Work to do = Write out all lines holding the word "zhaopin".

Supplied information =
● ● ● ●
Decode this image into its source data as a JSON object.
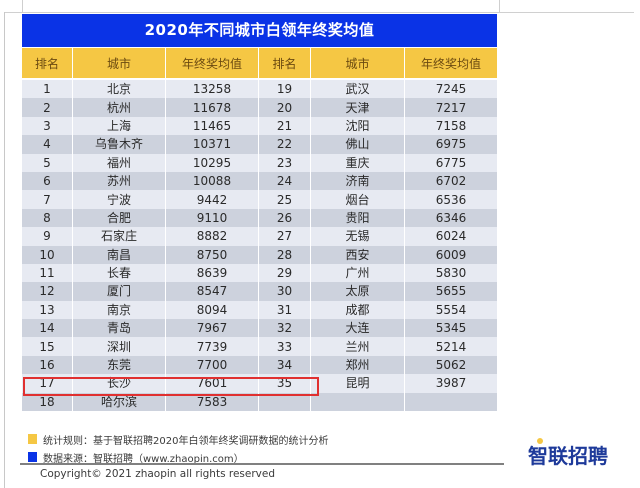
{
  "title": "2020年不同城市白领年终奖均值",
  "headers": [
    "排名",
    "城市",
    "年终奖均值",
    "排名",
    "城市",
    "年终奖均值"
  ],
  "rows": [
    {
      "l": {
        "rank": "1",
        "city": "北京",
        "value": "13258"
      },
      "r": {
        "rank": "19",
        "city": "武汉",
        "value": "7245"
      }
    },
    {
      "l": {
        "rank": "2",
        "city": "杭州",
        "value": "11678"
      },
      "r": {
        "rank": "20",
        "city": "天津",
        "value": "7217"
      }
    },
    {
      "l": {
        "rank": "3",
        "city": "上海",
        "value": "11465"
      },
      "r": {
        "rank": "21",
        "city": "沈阳",
        "value": "7158"
      }
    },
    {
      "l": {
        "rank": "4",
        "city": "乌鲁木齐",
        "value": "10371"
      },
      "r": {
        "rank": "22",
        "city": "佛山",
        "value": "6975"
      }
    },
    {
      "l": {
        "rank": "5",
        "city": "福州",
        "value": "10295"
      },
      "r": {
        "rank": "23",
        "city": "重庆",
        "value": "6775"
      }
    },
    {
      "l": {
        "rank": "6",
        "city": "苏州",
        "value": "10088"
      },
      "r": {
        "rank": "24",
        "city": "济南",
        "value": "6702"
      }
    },
    {
      "l": {
        "rank": "7",
        "city": "宁波",
        "value": "9442"
      },
      "r": {
        "rank": "25",
        "city": "烟台",
        "value": "6536"
      }
    },
    {
      "l": {
        "rank": "8",
        "city": "合肥",
        "value": "9110"
      },
      "r": {
        "rank": "26",
        "city": "贵阳",
        "value": "6346"
      }
    },
    {
      "l": {
        "rank": "9",
        "city": "石家庄",
        "value": "8882"
      },
      "r": {
        "rank": "27",
        "city": "无锡",
        "value": "6024"
      }
    },
    {
      "l": {
        "rank": "10",
        "city": "南昌",
        "value": "8750"
      },
      "r": {
        "rank": "28",
        "city": "西安",
        "value": "6009"
      }
    },
    {
      "l": {
        "rank": "11",
        "city": "长春",
        "value": "8639"
      },
      "r": {
        "rank": "29",
        "city": "广州",
        "value": "5830"
      }
    },
    {
      "l": {
        "rank": "12",
        "city": "厦门",
        "value": "8547"
      },
      "r": {
        "rank": "30",
        "city": "太原",
        "value": "5655"
      }
    },
    {
      "l": {
        "rank": "13",
        "city": "南京",
        "value": "8094"
      },
      "r": {
        "rank": "31",
        "city": "成都",
        "value": "5554"
      }
    },
    {
      "l": {
        "rank": "14",
        "city": "青岛",
        "value": "7967"
      },
      "r": {
        "rank": "32",
        "city": "大连",
        "value": "5345"
      }
    },
    {
      "l": {
        "rank": "15",
        "city": "深圳",
        "value": "7739"
      },
      "r": {
        "rank": "33",
        "city": "兰州",
        "value": "5214"
      }
    },
    {
      "l": {
        "rank": "16",
        "city": "东莞",
        "value": "7700"
      },
      "r": {
        "rank": "34",
        "city": "郑州",
        "value": "5062"
      }
    },
    {
      "l": {
        "rank": "17",
        "city": "长沙",
        "value": "7601"
      },
      "r": {
        "rank": "35",
        "city": "昆明",
        "value": "3987"
      }
    },
    {
      "l": {
        "rank": "18",
        "city": "哈尔滨",
        "value": "7583"
      },
      "r": {
        "rank": "",
        "city": "",
        "value": ""
      }
    }
  ],
  "highlighted_row": {
    "rank": "17",
    "city": "长沙",
    "value": "7601"
  },
  "footer": {
    "rule_label": "统计规则：基于智联招聘2020年白领年终奖调研数据的统计分析",
    "source_label": "数据来源：智联招聘（www.zhaopin.com）",
    "copyright": "Copyright© 2021 zhaopin all rights reserved",
    "logo": "智联招聘"
  },
  "colors": {
    "title_bg": "#0a33e6",
    "header_bg": "#f5c744",
    "row_light": "#e7eaf2",
    "row_dark": "#cdd2dd",
    "highlight_border": "#e03030",
    "legend_yellow": "#f5c744",
    "legend_blue": "#0a33e6",
    "logo_color": "#1e3a9a"
  }
}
● ● ● ●
Correct response =
    "source_label": "数据来源：智联招聘（www.zhaopin.com）",
    "copyright": "Copyright© 2021 zhaopin all rights reserved",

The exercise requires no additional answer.